▸ **Problem to solve**:
Collect every line that includes the string "arbetslöshet".

▸ **Records for the task**:
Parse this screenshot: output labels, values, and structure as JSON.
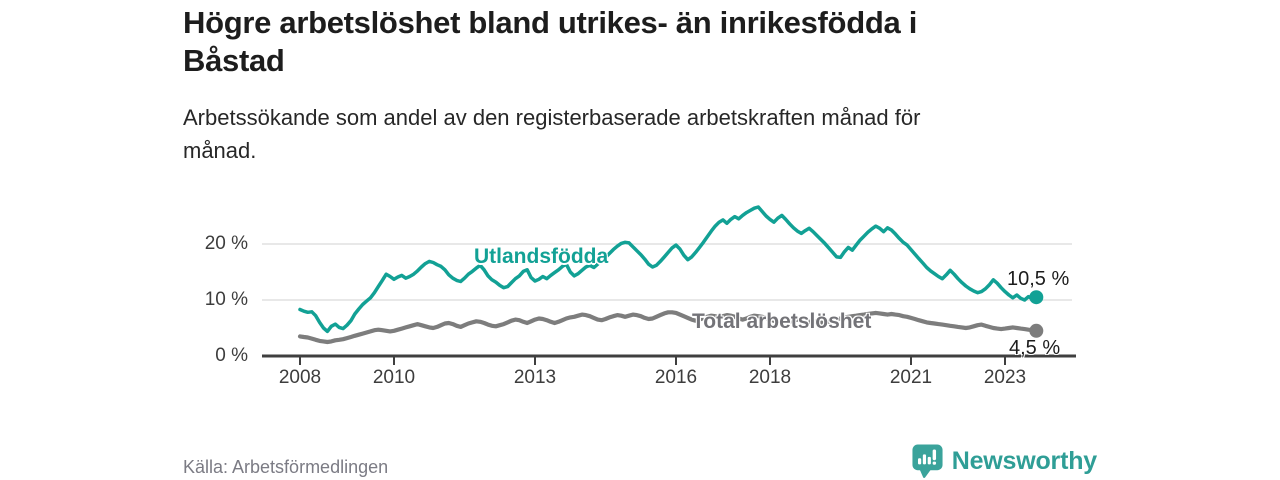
{
  "title": {
    "line1": "Högre arbetslöshet bland utrikes- än inrikesfödda i",
    "line2": "Båstad"
  },
  "subtitle": {
    "line1": "Arbetssökande som andel av den registerbaserade arbetskraften månad för",
    "line2": "månad."
  },
  "source": "Källa: Arbetsförmedlingen",
  "branding": {
    "name": "Newsworthy",
    "icon": "bar-chart-speech-bubble-icon",
    "wordmark_color": "#2f9e96",
    "icon_color": "#3aa39b"
  },
  "chart_data": {
    "type": "line",
    "unit": "%",
    "frequency": "monthly",
    "x_start": "2008-01",
    "x_end": "2023-09",
    "ylim": [
      0,
      30
    ],
    "grid": "horizontal",
    "axis_color": "#3f3f3f",
    "grid_color": "#d9d9d9",
    "y_tick_labels": [
      "20 %",
      "10 %",
      "0 %"
    ],
    "y_tick_values": [
      20,
      10,
      0
    ],
    "x_tick_labels": [
      "2008",
      "2010",
      "2013",
      "2016",
      "2018",
      "2021",
      "2023"
    ],
    "x_tick_years": [
      2008,
      2010,
      2013,
      2016,
      2018,
      2021,
      2023
    ],
    "series": [
      {
        "name": "Utlandsfödda",
        "color": "#12a195",
        "end_value": 10.5,
        "end_label": "10,5 %",
        "values": [
          8.3,
          8.0,
          7.8,
          7.9,
          7.2,
          6.0,
          5.0,
          4.4,
          5.3,
          5.7,
          5.1,
          4.9,
          5.5,
          6.3,
          7.5,
          8.4,
          9.2,
          9.8,
          10.4,
          11.3,
          12.4,
          13.5,
          14.6,
          14.2,
          13.7,
          14.1,
          14.4,
          13.9,
          14.2,
          14.6,
          15.2,
          15.9,
          16.5,
          16.9,
          16.7,
          16.3,
          16.0,
          15.4,
          14.5,
          13.9,
          13.5,
          13.3,
          13.9,
          14.6,
          15.1,
          15.7,
          16.2,
          15.4,
          14.3,
          13.6,
          13.2,
          12.6,
          12.2,
          12.4,
          13.1,
          13.8,
          14.3,
          15.1,
          15.4,
          14.0,
          13.4,
          13.7,
          14.2,
          13.8,
          14.4,
          14.9,
          15.4,
          16.0,
          16.4,
          15.0,
          14.3,
          14.7,
          15.3,
          15.9,
          16.2,
          15.8,
          16.4,
          17.0,
          17.6,
          18.3,
          19.0,
          19.6,
          20.1,
          20.3,
          20.2,
          19.5,
          18.8,
          18.1,
          17.3,
          16.4,
          15.9,
          16.2,
          16.9,
          17.7,
          18.5,
          19.3,
          19.8,
          19.1,
          18.0,
          17.2,
          17.7,
          18.5,
          19.4,
          20.3,
          21.3,
          22.3,
          23.2,
          23.9,
          24.3,
          23.7,
          24.4,
          24.9,
          24.5,
          25.1,
          25.6,
          26.0,
          26.4,
          26.6,
          25.8,
          25.0,
          24.4,
          23.9,
          24.6,
          25.1,
          24.4,
          23.6,
          22.9,
          22.3,
          21.9,
          22.4,
          22.8,
          22.2,
          21.5,
          20.8,
          20.1,
          19.3,
          18.5,
          17.7,
          17.6,
          18.6,
          19.4,
          18.9,
          19.8,
          20.7,
          21.4,
          22.1,
          22.7,
          23.2,
          22.8,
          22.2,
          22.9,
          22.5,
          21.8,
          21.0,
          20.3,
          19.8,
          19.0,
          18.2,
          17.4,
          16.6,
          15.8,
          15.2,
          14.7,
          14.2,
          13.8,
          14.5,
          15.3,
          14.6,
          13.8,
          13.1,
          12.5,
          12.0,
          11.6,
          11.3,
          11.5,
          12.0,
          12.7,
          13.6,
          13.0,
          12.2,
          11.5,
          10.9,
          10.4,
          10.9,
          10.3,
          10.0,
          10.6,
          10.2,
          10.5
        ]
      },
      {
        "name": "Total arbetslöshet",
        "color": "#7d7d7d",
        "end_value": 4.5,
        "end_label": "4,5 %",
        "values": [
          3.5,
          3.4,
          3.3,
          3.1,
          2.9,
          2.7,
          2.6,
          2.5,
          2.6,
          2.8,
          2.9,
          3.0,
          3.2,
          3.4,
          3.6,
          3.8,
          4.0,
          4.2,
          4.4,
          4.6,
          4.7,
          4.6,
          4.5,
          4.4,
          4.5,
          4.7,
          4.9,
          5.1,
          5.3,
          5.5,
          5.7,
          5.5,
          5.3,
          5.1,
          5.0,
          5.2,
          5.5,
          5.8,
          5.9,
          5.7,
          5.4,
          5.2,
          5.5,
          5.8,
          6.0,
          6.2,
          6.1,
          5.9,
          5.6,
          5.4,
          5.3,
          5.5,
          5.7,
          6.0,
          6.3,
          6.5,
          6.4,
          6.1,
          5.9,
          6.2,
          6.5,
          6.7,
          6.6,
          6.4,
          6.1,
          5.9,
          6.1,
          6.4,
          6.7,
          6.9,
          7.0,
          7.2,
          7.4,
          7.3,
          7.1,
          6.8,
          6.5,
          6.4,
          6.6,
          6.9,
          7.1,
          7.3,
          7.2,
          7.0,
          7.2,
          7.4,
          7.3,
          7.1,
          6.8,
          6.6,
          6.7,
          7.0,
          7.3,
          7.6,
          7.8,
          7.8,
          7.7,
          7.4,
          7.1,
          6.8,
          6.5,
          6.3,
          6.5,
          6.8,
          7.0,
          7.2,
          7.1,
          6.9,
          7.1,
          7.3,
          7.2,
          7.0,
          6.7,
          6.5,
          6.7,
          7.0,
          7.2,
          7.1,
          7.0,
          6.8,
          6.5,
          6.3,
          6.1,
          6.0,
          5.9,
          6.1,
          6.3,
          6.5,
          6.4,
          6.2,
          6.1,
          6.2,
          6.1,
          6.0,
          5.9,
          6.1,
          6.3,
          6.5,
          6.7,
          6.9,
          7.0,
          7.1,
          7.2,
          7.3,
          7.4,
          7.5,
          7.6,
          7.7,
          7.6,
          7.5,
          7.4,
          7.5,
          7.4,
          7.3,
          7.1,
          7.0,
          6.8,
          6.6,
          6.4,
          6.2,
          6.0,
          5.9,
          5.8,
          5.7,
          5.6,
          5.5,
          5.4,
          5.3,
          5.2,
          5.1,
          5.0,
          5.1,
          5.3,
          5.5,
          5.6,
          5.4,
          5.2,
          5.0,
          4.9,
          4.8,
          4.9,
          5.0,
          5.1,
          5.0,
          4.9,
          4.8,
          4.7,
          4.6,
          4.5
        ]
      }
    ]
  }
}
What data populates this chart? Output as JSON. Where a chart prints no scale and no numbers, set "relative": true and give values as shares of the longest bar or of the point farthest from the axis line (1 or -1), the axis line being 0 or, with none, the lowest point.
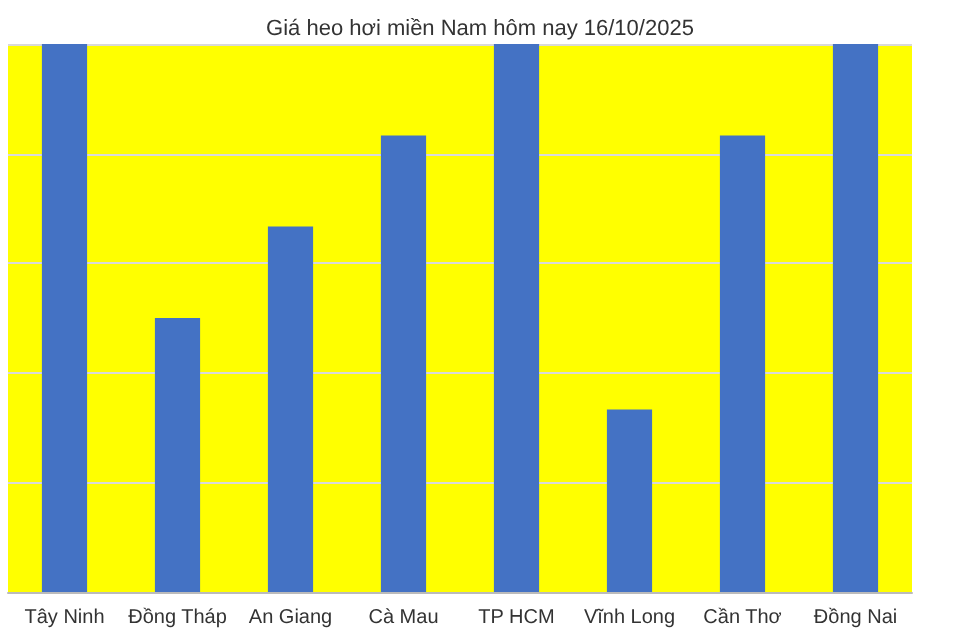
{
  "chart_data": {
    "type": "bar",
    "title": "Giá heo hơi miền Nam hôm nay 16/10/2025",
    "categories": [
      "Tây Ninh",
      "Đồng Tháp",
      "An Giang",
      "Cà Mau",
      "TP HCM",
      "Vĩnh Long",
      "Cần Thơ",
      "Đồng Nai"
    ],
    "values": [
      1,
      0.5,
      0.667,
      0.833,
      1,
      0.333,
      0.833,
      1
    ],
    "color": "#4472c4",
    "relative": true,
    "grid": "y"
  }
}
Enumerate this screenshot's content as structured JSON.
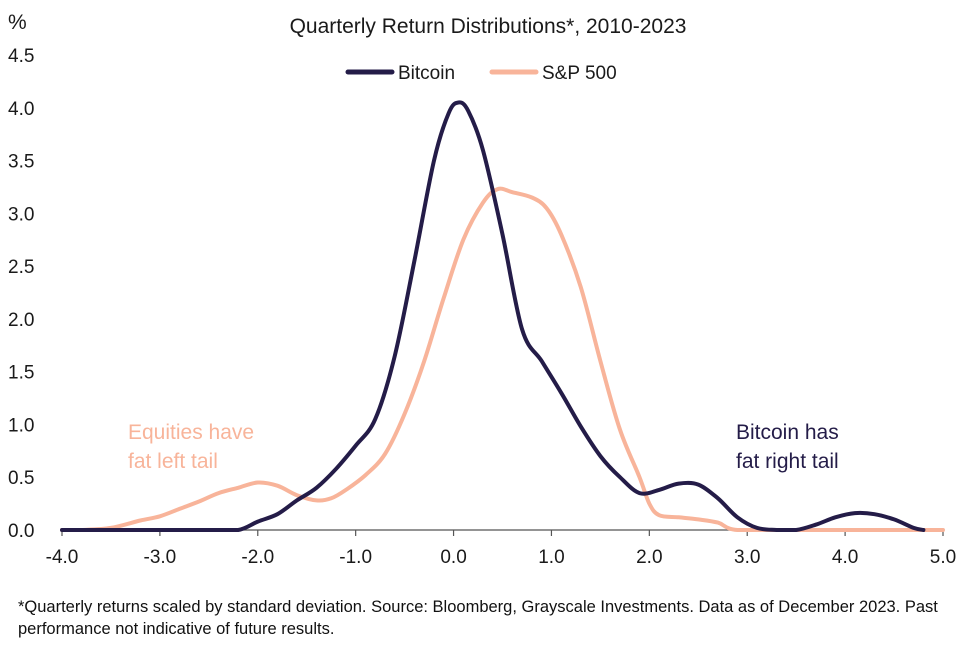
{
  "colors": {
    "bitcoin": "#241c48",
    "sp500": "#f8b49a",
    "axis": "#555555",
    "text": "#1a1a1a"
  },
  "chart_data": {
    "type": "line",
    "title": "Quarterly Return Distributions*, 2010-2023",
    "ylabel": "%",
    "xlabel": "",
    "xlim": [
      -4.0,
      5.0
    ],
    "ylim": [
      0.0,
      4.5
    ],
    "x_ticks": [
      "-4.0",
      "-3.0",
      "-2.0",
      "-1.0",
      "0.0",
      "1.0",
      "2.0",
      "3.0",
      "4.0",
      "5.0"
    ],
    "y_ticks": [
      "0.0",
      "0.5",
      "1.0",
      "1.5",
      "2.0",
      "2.5",
      "3.0",
      "3.5",
      "4.0",
      "4.5"
    ],
    "grid": false,
    "legend_position": "top-center",
    "series": [
      {
        "name": "Bitcoin",
        "points": [
          [
            -4.0,
            0.0
          ],
          [
            -3.5,
            0.0
          ],
          [
            -3.0,
            0.0
          ],
          [
            -2.5,
            0.0
          ],
          [
            -2.2,
            0.0
          ],
          [
            -2.0,
            0.08
          ],
          [
            -1.8,
            0.15
          ],
          [
            -1.6,
            0.28
          ],
          [
            -1.4,
            0.4
          ],
          [
            -1.2,
            0.58
          ],
          [
            -1.0,
            0.8
          ],
          [
            -0.8,
            1.05
          ],
          [
            -0.6,
            1.65
          ],
          [
            -0.4,
            2.55
          ],
          [
            -0.2,
            3.5
          ],
          [
            -0.05,
            3.95
          ],
          [
            0.05,
            4.05
          ],
          [
            0.15,
            3.97
          ],
          [
            0.3,
            3.6
          ],
          [
            0.5,
            2.8
          ],
          [
            0.7,
            1.9
          ],
          [
            0.9,
            1.6
          ],
          [
            1.1,
            1.3
          ],
          [
            1.3,
            0.98
          ],
          [
            1.5,
            0.7
          ],
          [
            1.7,
            0.5
          ],
          [
            1.9,
            0.35
          ],
          [
            2.1,
            0.38
          ],
          [
            2.3,
            0.44
          ],
          [
            2.5,
            0.43
          ],
          [
            2.7,
            0.3
          ],
          [
            2.9,
            0.12
          ],
          [
            3.1,
            0.02
          ],
          [
            3.3,
            0.0
          ],
          [
            3.5,
            0.0
          ],
          [
            3.7,
            0.05
          ],
          [
            3.9,
            0.12
          ],
          [
            4.1,
            0.16
          ],
          [
            4.3,
            0.15
          ],
          [
            4.5,
            0.1
          ],
          [
            4.7,
            0.02
          ],
          [
            4.8,
            0.0
          ]
        ]
      },
      {
        "name": "S&P 500",
        "points": [
          [
            -4.0,
            0.0
          ],
          [
            -3.8,
            0.0
          ],
          [
            -3.5,
            0.02
          ],
          [
            -3.2,
            0.09
          ],
          [
            -3.0,
            0.13
          ],
          [
            -2.8,
            0.2
          ],
          [
            -2.6,
            0.27
          ],
          [
            -2.4,
            0.35
          ],
          [
            -2.2,
            0.4
          ],
          [
            -2.0,
            0.45
          ],
          [
            -1.8,
            0.42
          ],
          [
            -1.6,
            0.33
          ],
          [
            -1.4,
            0.28
          ],
          [
            -1.25,
            0.3
          ],
          [
            -1.1,
            0.38
          ],
          [
            -0.9,
            0.52
          ],
          [
            -0.7,
            0.72
          ],
          [
            -0.5,
            1.1
          ],
          [
            -0.3,
            1.6
          ],
          [
            -0.1,
            2.2
          ],
          [
            0.1,
            2.75
          ],
          [
            0.3,
            3.1
          ],
          [
            0.45,
            3.23
          ],
          [
            0.6,
            3.2
          ],
          [
            0.8,
            3.15
          ],
          [
            0.95,
            3.05
          ],
          [
            1.1,
            2.8
          ],
          [
            1.3,
            2.3
          ],
          [
            1.5,
            1.6
          ],
          [
            1.7,
            0.95
          ],
          [
            1.9,
            0.5
          ],
          [
            2.0,
            0.25
          ],
          [
            2.1,
            0.14
          ],
          [
            2.3,
            0.12
          ],
          [
            2.5,
            0.1
          ],
          [
            2.7,
            0.07
          ],
          [
            2.9,
            0.0
          ],
          [
            3.5,
            0.0
          ],
          [
            4.0,
            0.0
          ],
          [
            5.0,
            0.0
          ]
        ]
      }
    ],
    "annotations": {
      "equities": [
        "Equities have",
        "fat left tail"
      ],
      "bitcoin": [
        "Bitcoin has",
        "fat right tail"
      ]
    }
  },
  "footnote": "*Quarterly returns scaled by standard deviation. Source: Bloomberg, Grayscale Investments. Data as of December 2023. Past performance not indicative of future results."
}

▸ **Solution**:
    "line1": "Högre arbetslöshet bland utrikes- än inrikesfödda i",
        "name": "Total arbetslöshet",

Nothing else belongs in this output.